Exercise materials =
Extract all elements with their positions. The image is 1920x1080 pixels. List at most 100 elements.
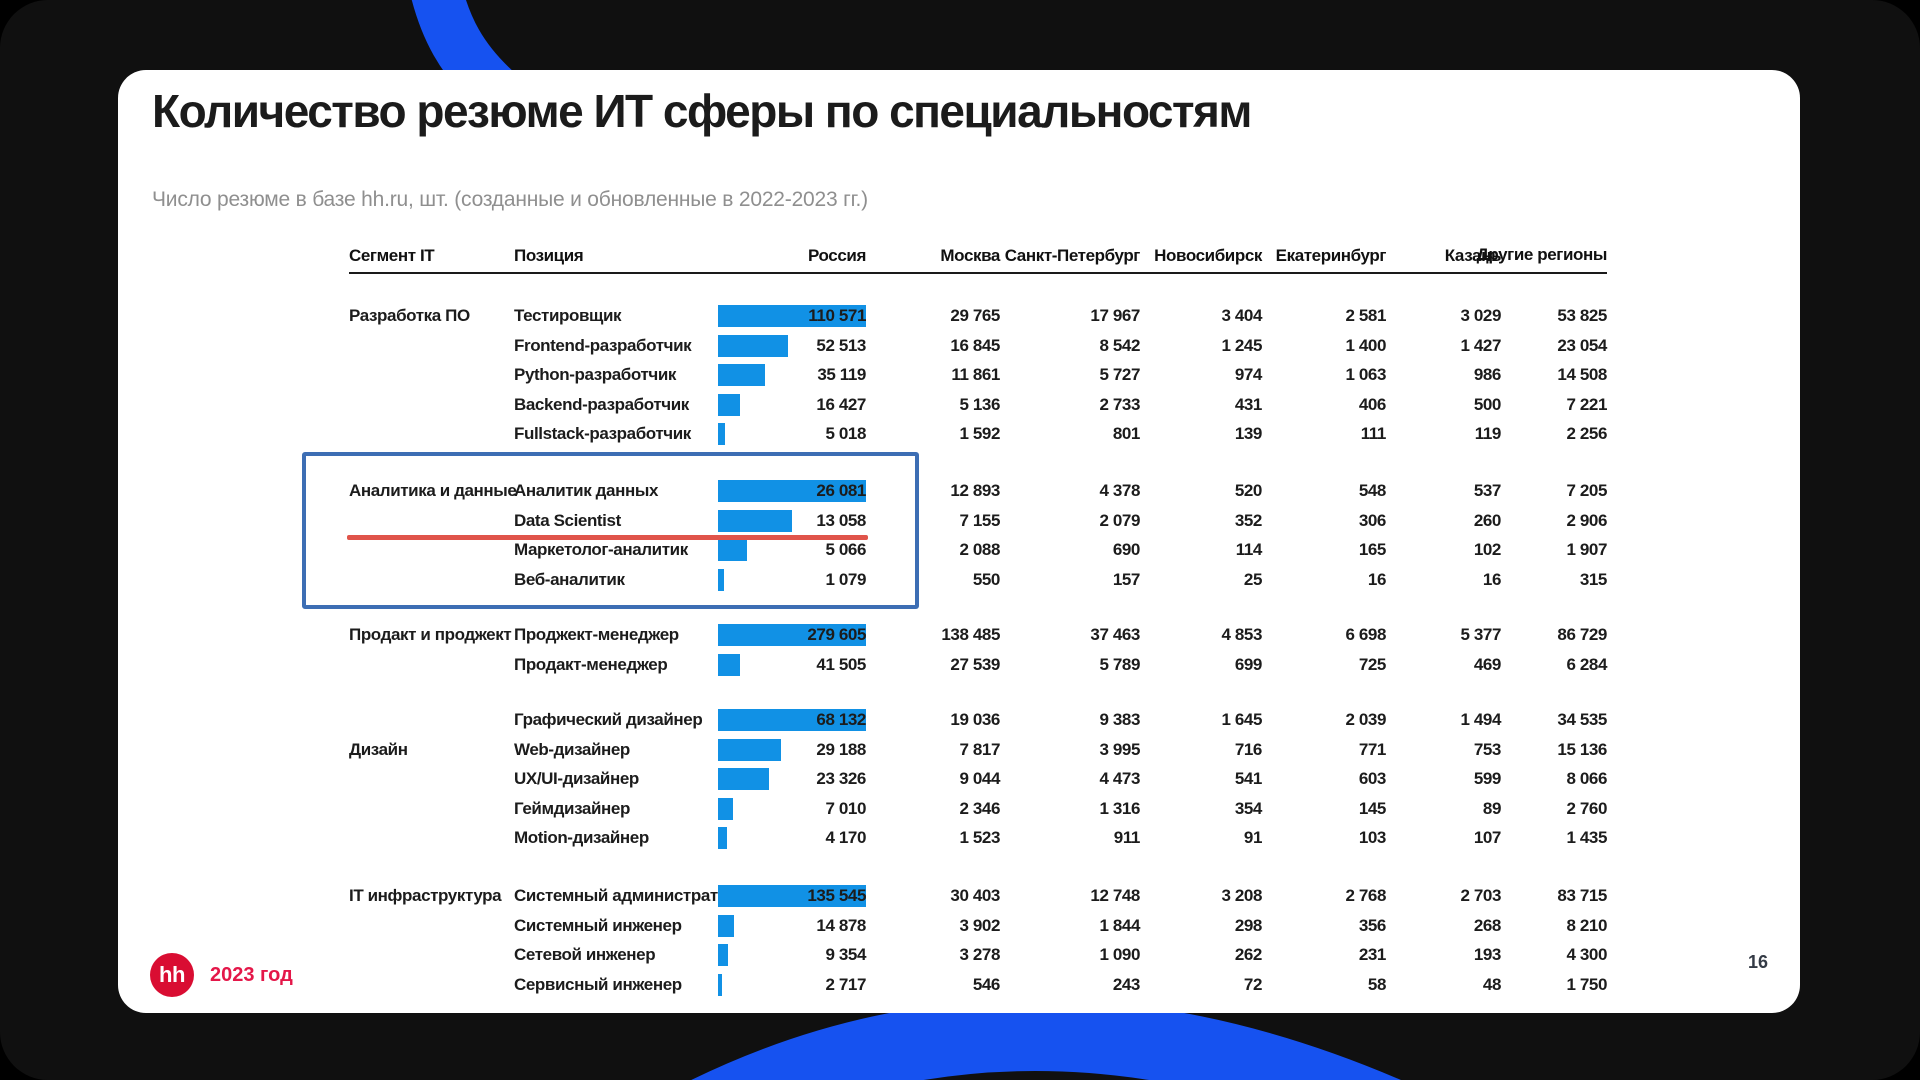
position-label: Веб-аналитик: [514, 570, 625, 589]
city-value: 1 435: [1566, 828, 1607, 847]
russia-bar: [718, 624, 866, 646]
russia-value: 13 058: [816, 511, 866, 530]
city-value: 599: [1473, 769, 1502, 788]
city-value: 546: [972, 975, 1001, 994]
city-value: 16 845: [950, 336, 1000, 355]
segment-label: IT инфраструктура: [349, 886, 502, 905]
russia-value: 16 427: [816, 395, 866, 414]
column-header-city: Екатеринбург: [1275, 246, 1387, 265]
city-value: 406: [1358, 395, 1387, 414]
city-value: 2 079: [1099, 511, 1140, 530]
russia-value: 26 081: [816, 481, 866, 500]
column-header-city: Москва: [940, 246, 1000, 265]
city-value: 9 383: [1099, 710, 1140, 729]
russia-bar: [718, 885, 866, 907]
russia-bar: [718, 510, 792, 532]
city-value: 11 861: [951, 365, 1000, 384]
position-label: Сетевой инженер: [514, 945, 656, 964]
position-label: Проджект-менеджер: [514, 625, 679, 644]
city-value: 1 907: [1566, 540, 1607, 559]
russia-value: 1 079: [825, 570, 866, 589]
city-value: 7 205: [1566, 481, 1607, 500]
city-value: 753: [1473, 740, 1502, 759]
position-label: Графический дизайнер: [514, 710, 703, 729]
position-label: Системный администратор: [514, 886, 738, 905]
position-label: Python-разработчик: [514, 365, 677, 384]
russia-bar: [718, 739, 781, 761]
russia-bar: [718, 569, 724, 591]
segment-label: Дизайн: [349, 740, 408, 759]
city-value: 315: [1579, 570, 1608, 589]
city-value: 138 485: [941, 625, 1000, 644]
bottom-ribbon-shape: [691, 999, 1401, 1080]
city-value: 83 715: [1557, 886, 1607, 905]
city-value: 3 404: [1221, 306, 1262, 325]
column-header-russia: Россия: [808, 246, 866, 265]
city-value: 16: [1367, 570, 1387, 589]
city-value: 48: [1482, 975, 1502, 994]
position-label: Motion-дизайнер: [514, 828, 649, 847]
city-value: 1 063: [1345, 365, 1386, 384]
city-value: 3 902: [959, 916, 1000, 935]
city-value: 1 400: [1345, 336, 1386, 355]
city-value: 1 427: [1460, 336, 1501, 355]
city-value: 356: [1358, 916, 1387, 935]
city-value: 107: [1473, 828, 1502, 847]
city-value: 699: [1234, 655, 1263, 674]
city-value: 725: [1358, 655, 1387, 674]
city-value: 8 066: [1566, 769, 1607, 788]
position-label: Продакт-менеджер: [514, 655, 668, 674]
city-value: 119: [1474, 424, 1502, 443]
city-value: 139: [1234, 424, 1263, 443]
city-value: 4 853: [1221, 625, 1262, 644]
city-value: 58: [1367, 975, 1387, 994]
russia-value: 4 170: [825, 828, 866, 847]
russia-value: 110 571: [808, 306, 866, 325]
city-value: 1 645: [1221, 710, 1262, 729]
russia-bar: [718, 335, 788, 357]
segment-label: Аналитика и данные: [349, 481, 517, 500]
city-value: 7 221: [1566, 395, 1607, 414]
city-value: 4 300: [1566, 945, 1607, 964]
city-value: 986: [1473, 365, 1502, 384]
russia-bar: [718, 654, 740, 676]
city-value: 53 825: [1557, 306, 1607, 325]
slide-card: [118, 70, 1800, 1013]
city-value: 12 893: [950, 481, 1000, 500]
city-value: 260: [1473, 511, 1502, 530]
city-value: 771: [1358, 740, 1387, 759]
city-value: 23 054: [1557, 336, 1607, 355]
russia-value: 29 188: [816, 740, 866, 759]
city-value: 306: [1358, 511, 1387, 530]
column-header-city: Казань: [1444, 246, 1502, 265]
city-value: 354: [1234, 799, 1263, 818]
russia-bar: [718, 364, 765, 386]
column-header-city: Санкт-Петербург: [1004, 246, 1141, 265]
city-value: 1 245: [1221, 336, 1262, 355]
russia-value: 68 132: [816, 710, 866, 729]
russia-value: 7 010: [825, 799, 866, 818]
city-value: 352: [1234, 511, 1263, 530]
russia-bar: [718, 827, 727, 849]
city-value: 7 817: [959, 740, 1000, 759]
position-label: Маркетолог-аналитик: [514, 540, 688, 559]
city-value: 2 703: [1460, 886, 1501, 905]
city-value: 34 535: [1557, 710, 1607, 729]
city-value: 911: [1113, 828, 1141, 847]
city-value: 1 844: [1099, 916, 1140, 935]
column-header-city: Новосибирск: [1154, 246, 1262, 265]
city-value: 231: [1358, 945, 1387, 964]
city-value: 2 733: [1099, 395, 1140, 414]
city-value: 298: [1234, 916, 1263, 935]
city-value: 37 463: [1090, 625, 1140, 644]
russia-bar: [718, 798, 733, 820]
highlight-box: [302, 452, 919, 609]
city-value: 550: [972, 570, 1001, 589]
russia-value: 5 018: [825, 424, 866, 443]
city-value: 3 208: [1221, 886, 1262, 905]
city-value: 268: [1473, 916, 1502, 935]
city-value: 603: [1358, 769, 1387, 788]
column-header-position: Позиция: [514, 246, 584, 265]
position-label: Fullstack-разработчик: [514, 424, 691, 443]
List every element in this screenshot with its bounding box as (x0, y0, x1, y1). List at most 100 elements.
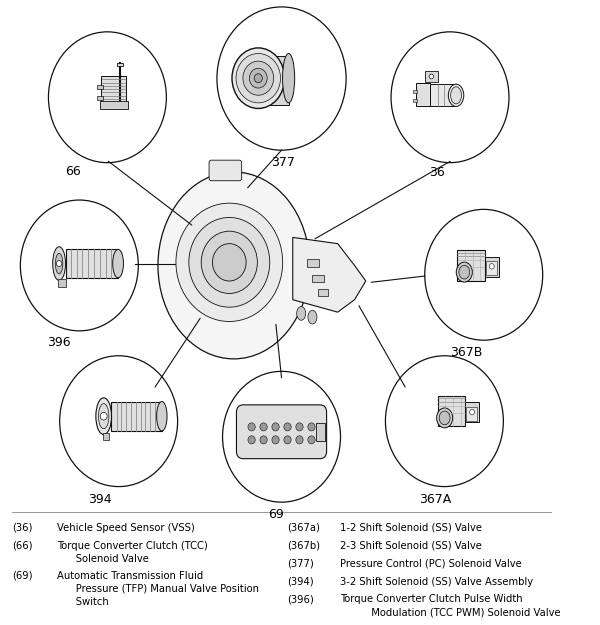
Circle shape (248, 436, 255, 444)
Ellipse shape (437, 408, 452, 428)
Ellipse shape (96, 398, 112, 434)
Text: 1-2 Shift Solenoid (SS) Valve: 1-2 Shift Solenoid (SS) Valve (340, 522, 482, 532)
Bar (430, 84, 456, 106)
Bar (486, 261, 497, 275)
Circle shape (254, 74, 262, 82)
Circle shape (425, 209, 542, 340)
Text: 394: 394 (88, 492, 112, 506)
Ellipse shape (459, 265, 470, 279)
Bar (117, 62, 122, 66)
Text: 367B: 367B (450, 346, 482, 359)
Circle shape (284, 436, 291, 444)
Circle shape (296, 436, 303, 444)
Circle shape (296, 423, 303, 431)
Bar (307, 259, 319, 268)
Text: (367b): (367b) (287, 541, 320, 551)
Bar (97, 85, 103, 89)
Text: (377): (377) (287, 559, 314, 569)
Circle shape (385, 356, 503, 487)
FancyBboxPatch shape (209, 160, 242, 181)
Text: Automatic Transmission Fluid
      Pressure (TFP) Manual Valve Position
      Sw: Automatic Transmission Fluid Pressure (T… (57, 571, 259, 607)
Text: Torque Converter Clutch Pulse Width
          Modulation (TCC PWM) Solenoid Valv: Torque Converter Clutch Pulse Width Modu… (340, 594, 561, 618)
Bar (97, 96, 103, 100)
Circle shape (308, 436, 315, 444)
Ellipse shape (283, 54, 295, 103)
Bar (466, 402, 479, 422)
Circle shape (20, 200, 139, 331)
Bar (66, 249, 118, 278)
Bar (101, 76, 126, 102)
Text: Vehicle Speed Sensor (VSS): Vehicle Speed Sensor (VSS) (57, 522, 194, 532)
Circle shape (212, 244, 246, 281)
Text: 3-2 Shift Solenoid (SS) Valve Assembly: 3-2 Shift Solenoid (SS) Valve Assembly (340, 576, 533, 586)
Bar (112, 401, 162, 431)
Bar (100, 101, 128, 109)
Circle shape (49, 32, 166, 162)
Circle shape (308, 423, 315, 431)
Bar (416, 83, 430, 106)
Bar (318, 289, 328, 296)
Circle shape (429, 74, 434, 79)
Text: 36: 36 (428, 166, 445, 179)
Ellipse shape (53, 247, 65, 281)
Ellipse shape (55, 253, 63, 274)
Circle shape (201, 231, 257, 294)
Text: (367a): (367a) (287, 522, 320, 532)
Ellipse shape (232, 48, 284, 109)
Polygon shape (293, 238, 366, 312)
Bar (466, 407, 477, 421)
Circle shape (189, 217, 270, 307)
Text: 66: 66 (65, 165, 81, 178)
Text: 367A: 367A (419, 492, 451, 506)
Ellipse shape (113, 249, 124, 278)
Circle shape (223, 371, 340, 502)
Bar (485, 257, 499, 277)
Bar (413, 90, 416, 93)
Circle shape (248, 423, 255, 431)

What to produce =
Return each line from the items above that contains the string "Converter".

Answer to this exercise =
Text: Torque Converter Clutch Pulse Width
          Modulation (TCC PWM) Solenoid Valv: Torque Converter Clutch Pulse Width Modu… (340, 594, 561, 618)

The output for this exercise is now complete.